_WORKING DATA:_

------------------------------------------------------------------------

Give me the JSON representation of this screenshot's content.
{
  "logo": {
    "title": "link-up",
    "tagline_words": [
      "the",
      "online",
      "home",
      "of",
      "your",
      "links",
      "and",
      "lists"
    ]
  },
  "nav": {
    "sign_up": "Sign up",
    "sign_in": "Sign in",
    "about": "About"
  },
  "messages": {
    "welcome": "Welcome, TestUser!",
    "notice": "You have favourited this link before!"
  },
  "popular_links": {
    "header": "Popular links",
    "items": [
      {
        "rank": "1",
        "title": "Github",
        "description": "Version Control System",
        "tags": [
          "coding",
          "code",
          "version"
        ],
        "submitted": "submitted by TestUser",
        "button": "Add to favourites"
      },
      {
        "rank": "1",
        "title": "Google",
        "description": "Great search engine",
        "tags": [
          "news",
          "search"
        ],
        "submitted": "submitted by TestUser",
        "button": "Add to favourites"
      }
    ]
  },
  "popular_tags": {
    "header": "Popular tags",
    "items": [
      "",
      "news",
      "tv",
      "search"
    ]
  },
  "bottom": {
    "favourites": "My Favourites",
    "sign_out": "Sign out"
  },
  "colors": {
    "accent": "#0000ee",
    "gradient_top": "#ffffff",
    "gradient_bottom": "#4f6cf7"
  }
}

------------------------------------------------------------------------

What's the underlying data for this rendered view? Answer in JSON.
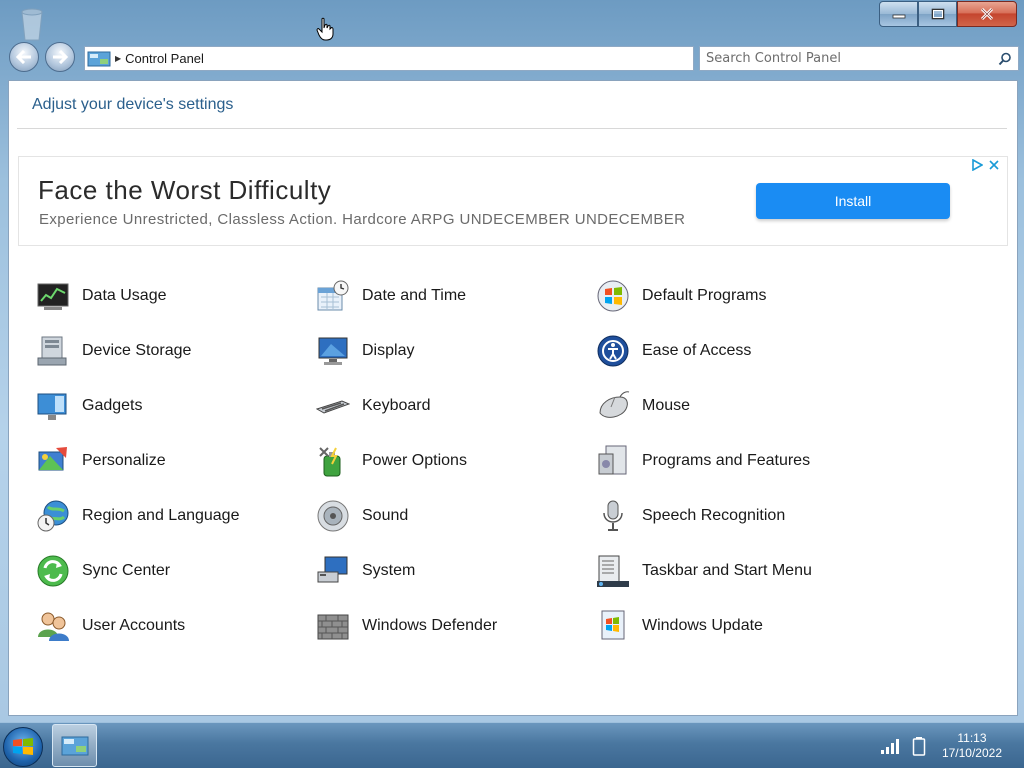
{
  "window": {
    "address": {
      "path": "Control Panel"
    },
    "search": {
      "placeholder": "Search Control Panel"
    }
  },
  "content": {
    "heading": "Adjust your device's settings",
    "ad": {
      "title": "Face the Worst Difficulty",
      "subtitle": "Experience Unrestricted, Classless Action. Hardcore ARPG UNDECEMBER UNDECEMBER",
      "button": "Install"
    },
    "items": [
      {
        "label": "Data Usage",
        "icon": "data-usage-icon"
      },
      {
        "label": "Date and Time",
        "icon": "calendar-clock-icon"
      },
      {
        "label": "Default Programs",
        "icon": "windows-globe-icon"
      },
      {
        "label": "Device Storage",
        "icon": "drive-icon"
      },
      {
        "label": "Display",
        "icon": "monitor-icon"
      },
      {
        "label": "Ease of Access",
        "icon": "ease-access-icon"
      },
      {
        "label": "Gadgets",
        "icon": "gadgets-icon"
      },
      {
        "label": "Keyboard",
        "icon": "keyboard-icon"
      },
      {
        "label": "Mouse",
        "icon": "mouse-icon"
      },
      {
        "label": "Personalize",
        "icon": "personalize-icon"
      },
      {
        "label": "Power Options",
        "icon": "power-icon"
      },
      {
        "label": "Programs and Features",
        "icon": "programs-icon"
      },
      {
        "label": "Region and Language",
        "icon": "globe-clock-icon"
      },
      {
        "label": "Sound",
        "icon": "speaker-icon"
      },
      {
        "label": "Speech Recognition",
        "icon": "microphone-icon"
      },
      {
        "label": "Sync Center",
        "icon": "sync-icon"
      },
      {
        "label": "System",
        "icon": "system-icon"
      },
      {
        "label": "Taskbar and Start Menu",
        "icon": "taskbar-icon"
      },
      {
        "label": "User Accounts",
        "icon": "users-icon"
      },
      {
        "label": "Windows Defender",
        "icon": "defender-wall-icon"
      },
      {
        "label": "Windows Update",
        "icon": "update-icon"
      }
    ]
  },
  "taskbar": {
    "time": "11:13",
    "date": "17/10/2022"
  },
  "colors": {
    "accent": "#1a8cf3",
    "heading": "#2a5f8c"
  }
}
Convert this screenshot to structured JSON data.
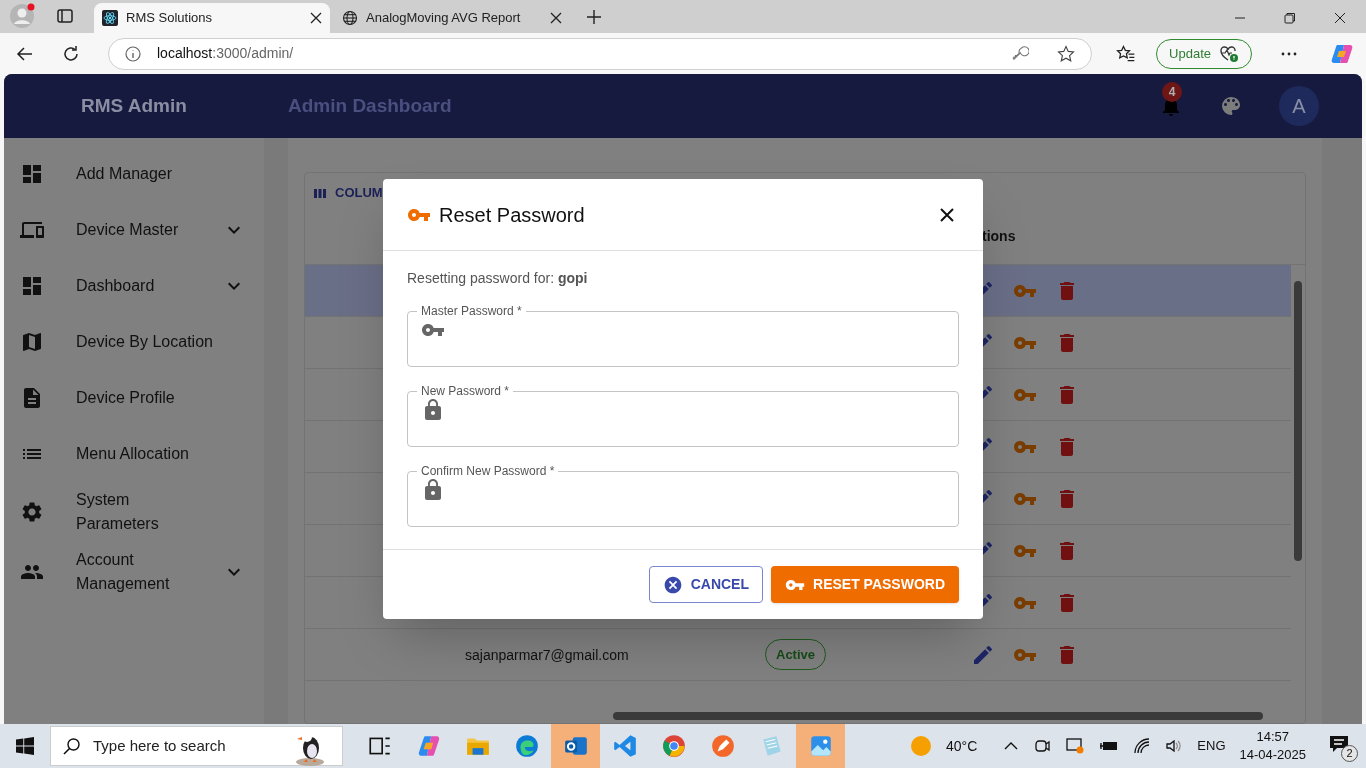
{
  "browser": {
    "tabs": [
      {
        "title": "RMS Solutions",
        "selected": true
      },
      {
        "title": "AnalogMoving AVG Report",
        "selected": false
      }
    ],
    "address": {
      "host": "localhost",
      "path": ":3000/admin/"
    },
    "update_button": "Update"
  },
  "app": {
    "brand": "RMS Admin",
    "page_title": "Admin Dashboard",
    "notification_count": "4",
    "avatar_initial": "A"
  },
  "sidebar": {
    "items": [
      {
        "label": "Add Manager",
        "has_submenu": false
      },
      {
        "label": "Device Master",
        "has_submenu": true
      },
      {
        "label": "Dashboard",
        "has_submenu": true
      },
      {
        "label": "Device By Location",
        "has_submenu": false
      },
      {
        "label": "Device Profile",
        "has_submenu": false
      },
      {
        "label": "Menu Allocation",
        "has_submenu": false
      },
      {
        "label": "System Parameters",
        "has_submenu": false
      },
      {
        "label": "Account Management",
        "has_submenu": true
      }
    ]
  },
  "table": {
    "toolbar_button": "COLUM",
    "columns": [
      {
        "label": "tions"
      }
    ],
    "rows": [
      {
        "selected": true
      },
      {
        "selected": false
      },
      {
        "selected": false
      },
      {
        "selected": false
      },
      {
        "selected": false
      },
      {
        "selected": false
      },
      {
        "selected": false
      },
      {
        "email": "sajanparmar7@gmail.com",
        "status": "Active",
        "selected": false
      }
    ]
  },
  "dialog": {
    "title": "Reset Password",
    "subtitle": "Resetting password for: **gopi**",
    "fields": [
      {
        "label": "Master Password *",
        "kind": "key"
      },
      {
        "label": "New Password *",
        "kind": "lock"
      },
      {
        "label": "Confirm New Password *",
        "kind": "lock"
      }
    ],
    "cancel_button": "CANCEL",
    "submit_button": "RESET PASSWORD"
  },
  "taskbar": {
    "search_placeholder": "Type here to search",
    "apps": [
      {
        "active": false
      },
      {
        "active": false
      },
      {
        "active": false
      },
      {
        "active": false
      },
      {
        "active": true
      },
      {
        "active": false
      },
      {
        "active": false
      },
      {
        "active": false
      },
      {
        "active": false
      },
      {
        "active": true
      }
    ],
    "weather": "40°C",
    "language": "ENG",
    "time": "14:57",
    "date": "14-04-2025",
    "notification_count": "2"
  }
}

------------------------------------------------------------------------

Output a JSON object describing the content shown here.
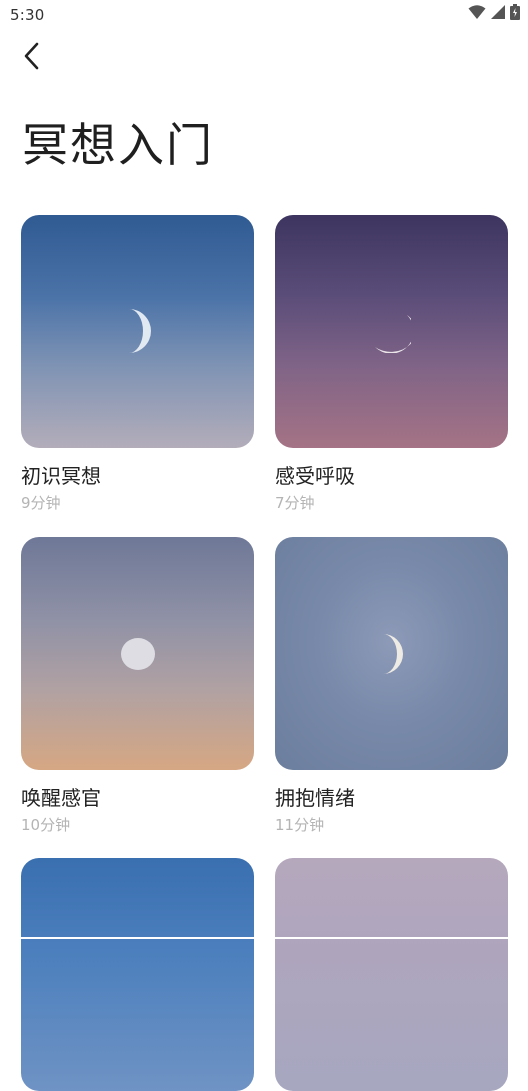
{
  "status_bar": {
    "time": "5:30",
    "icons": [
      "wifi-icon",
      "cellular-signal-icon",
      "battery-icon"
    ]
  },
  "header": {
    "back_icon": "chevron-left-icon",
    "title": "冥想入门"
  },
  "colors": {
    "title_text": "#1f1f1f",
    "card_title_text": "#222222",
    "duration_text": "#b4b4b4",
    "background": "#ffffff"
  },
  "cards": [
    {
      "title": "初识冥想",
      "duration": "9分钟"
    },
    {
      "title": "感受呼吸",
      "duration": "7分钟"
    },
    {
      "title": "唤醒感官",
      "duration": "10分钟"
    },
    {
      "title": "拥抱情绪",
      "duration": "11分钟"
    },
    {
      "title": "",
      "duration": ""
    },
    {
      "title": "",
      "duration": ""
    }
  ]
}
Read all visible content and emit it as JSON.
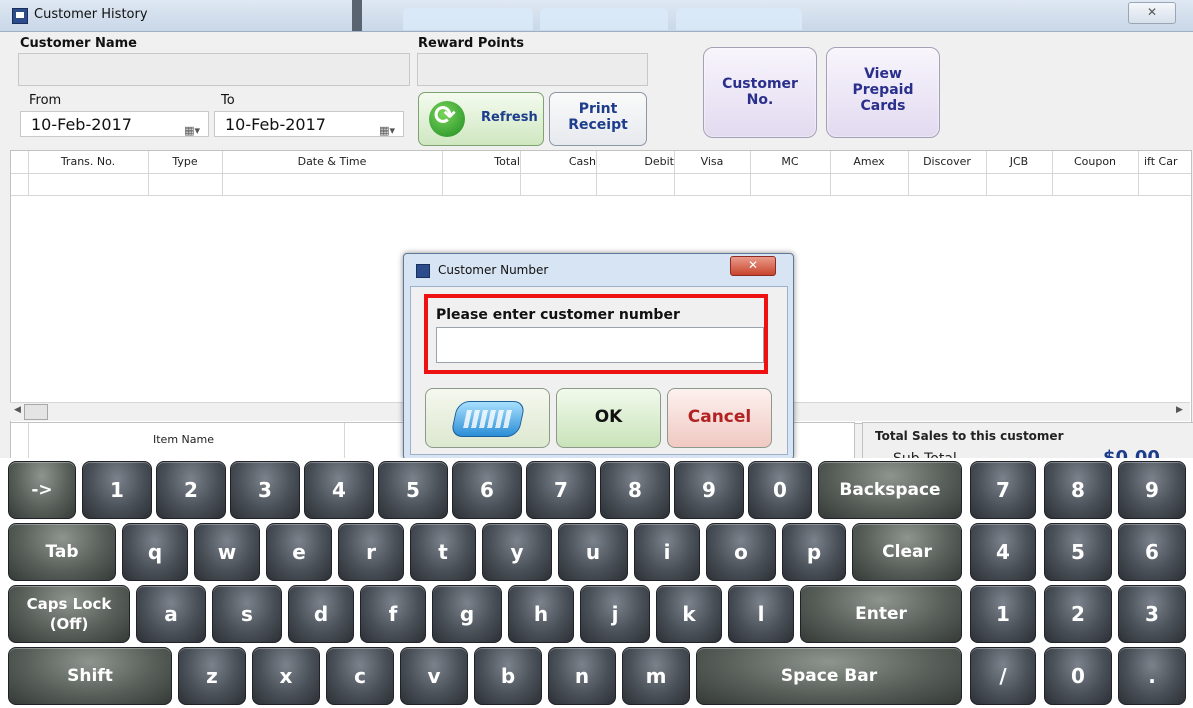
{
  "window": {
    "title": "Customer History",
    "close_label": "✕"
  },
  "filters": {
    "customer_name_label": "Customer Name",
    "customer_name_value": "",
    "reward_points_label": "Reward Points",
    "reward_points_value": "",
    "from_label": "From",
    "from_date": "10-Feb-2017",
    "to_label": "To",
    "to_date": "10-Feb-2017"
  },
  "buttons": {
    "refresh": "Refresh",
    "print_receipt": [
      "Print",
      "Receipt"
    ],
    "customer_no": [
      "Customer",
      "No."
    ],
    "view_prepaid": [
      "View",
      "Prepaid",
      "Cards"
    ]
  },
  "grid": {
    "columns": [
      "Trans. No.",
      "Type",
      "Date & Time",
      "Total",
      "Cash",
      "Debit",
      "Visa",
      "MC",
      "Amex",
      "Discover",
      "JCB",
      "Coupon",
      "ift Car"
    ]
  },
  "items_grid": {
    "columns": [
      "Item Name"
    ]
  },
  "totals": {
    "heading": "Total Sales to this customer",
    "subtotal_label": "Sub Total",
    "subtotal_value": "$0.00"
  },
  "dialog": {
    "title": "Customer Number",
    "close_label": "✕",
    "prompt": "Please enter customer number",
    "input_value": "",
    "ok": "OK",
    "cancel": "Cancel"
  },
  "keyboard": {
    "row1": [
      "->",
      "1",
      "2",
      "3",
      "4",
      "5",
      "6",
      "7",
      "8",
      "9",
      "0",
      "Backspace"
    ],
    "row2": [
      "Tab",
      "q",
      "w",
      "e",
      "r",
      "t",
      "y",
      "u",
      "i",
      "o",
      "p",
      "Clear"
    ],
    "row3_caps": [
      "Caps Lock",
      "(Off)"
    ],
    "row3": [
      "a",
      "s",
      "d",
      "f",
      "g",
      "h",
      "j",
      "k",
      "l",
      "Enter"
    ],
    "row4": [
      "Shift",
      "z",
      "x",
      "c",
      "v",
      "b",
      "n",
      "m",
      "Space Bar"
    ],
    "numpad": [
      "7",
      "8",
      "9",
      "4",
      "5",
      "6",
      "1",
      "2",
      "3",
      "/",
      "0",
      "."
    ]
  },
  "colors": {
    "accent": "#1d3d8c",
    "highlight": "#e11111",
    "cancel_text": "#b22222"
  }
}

------------------------------------------------------------------------

_EXERCISE GOAL:_ Give only the number of lines in the entries above that hold the string "Dashboard".

_SOLVED EXERCISE:_ 2